**TASK BRIEF**
Look through the material and copy each line holding "Social".

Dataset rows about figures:
################

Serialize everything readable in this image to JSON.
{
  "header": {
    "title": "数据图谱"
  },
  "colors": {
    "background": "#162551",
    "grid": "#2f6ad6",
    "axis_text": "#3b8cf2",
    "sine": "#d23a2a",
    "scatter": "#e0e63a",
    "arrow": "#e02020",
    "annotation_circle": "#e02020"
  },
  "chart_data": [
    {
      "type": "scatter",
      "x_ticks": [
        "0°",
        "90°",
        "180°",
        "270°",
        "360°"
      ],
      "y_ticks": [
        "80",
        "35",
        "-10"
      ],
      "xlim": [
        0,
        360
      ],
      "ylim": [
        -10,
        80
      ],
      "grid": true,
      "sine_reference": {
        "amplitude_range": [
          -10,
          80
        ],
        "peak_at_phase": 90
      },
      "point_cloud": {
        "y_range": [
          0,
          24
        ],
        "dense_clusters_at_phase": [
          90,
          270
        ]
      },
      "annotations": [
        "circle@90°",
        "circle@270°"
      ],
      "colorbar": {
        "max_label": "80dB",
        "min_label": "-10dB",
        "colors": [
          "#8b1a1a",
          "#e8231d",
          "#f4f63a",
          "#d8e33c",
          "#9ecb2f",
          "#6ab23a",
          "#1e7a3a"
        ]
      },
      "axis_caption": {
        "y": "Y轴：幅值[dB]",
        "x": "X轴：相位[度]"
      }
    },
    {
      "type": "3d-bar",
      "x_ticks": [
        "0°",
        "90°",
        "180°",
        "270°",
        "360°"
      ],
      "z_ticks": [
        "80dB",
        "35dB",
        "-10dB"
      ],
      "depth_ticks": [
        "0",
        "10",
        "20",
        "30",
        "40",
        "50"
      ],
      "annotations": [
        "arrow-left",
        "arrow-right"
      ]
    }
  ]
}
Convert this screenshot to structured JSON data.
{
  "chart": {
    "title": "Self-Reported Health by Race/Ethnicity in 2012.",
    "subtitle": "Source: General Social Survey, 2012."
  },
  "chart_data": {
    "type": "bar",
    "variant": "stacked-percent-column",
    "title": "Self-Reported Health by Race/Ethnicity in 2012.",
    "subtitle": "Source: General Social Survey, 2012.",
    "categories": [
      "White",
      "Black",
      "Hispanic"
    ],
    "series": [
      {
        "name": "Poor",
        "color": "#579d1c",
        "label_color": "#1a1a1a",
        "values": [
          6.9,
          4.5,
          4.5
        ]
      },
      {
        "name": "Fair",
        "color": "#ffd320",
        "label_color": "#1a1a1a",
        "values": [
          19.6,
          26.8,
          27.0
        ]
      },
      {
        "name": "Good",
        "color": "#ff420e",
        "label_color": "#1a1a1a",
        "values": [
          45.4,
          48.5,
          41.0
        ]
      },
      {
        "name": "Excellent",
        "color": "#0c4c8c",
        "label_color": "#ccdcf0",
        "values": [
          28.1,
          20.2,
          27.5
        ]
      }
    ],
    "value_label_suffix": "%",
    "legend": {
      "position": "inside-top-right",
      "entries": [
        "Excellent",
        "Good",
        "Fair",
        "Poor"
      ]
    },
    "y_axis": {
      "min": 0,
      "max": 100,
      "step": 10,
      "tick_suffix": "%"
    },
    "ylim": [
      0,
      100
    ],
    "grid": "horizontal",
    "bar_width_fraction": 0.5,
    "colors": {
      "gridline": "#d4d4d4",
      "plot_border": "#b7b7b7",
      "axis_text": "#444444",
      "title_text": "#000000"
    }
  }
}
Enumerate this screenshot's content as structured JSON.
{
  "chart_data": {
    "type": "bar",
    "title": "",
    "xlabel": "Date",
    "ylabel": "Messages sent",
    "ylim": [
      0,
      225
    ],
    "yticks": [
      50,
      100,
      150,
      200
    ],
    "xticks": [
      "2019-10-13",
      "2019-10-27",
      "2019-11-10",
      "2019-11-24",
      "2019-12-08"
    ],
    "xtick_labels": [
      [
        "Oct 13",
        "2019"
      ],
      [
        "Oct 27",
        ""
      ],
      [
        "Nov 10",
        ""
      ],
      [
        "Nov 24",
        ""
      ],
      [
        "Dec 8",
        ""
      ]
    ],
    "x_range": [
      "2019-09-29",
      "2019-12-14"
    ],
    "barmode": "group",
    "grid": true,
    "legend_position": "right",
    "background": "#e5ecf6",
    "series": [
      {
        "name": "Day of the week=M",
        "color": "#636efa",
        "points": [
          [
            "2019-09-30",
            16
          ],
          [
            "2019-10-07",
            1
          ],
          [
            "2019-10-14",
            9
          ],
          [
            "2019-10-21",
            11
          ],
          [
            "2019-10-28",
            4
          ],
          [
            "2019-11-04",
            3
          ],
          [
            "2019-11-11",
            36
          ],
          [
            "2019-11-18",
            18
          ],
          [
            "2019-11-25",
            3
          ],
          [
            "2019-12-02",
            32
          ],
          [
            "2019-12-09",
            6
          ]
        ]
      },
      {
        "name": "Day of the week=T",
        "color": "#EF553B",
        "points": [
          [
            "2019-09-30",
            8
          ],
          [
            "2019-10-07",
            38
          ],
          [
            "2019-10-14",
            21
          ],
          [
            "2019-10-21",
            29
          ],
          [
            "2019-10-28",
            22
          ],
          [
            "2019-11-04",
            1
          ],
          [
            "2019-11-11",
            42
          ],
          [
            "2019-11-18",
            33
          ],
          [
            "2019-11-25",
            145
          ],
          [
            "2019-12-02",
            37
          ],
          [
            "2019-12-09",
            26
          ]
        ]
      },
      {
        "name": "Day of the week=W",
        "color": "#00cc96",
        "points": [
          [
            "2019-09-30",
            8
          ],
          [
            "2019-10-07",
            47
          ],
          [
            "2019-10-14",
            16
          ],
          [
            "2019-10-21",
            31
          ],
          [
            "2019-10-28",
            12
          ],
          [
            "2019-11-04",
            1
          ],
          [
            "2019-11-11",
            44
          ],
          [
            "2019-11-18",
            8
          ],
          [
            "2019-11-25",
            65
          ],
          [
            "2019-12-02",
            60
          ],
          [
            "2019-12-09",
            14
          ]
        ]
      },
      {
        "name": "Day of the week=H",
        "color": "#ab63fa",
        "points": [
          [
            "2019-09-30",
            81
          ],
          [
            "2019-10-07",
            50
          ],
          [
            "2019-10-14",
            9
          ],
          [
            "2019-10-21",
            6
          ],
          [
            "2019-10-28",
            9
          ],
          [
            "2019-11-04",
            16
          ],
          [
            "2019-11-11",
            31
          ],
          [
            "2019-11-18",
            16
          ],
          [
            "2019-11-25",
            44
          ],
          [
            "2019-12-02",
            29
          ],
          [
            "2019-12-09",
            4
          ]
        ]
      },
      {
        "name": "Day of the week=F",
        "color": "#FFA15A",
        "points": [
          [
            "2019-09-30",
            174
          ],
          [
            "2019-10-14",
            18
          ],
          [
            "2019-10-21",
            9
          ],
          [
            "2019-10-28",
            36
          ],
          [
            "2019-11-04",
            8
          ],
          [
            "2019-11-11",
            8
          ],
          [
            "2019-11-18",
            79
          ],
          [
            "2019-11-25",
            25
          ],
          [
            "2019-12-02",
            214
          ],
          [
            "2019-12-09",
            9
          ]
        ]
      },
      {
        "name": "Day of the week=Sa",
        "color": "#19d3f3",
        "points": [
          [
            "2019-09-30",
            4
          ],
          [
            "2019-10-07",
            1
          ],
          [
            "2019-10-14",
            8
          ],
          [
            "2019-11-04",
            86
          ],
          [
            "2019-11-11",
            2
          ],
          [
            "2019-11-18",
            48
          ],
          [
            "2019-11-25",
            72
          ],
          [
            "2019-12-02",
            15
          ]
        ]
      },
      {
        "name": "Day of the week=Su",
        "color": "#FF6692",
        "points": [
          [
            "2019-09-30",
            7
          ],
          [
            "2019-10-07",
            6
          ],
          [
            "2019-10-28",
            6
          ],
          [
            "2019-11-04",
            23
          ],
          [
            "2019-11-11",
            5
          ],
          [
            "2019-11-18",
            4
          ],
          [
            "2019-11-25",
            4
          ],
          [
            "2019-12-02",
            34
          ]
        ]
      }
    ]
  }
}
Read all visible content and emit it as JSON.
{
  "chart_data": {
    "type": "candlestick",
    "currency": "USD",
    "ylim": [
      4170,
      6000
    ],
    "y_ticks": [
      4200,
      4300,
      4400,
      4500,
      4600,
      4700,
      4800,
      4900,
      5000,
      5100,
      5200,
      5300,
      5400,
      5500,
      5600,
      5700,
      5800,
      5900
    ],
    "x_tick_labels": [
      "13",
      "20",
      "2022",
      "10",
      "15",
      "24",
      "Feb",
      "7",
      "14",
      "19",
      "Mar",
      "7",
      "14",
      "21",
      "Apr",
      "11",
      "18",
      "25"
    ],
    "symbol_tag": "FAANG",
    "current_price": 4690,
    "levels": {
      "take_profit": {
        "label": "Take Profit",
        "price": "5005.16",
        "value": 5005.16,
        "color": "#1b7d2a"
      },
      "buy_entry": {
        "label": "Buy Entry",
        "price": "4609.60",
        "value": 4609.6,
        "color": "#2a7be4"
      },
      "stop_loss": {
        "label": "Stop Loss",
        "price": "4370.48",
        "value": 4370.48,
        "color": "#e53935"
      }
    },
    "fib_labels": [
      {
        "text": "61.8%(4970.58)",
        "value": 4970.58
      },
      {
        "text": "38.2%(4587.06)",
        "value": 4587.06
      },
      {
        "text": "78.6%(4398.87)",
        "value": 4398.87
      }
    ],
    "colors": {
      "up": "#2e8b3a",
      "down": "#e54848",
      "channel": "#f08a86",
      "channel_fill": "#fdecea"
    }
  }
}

################

**THE REPLY**
    "subtitle": "Source: General Social Survey, 2012."
    "subtitle": "Source: General Social Survey, 2012.",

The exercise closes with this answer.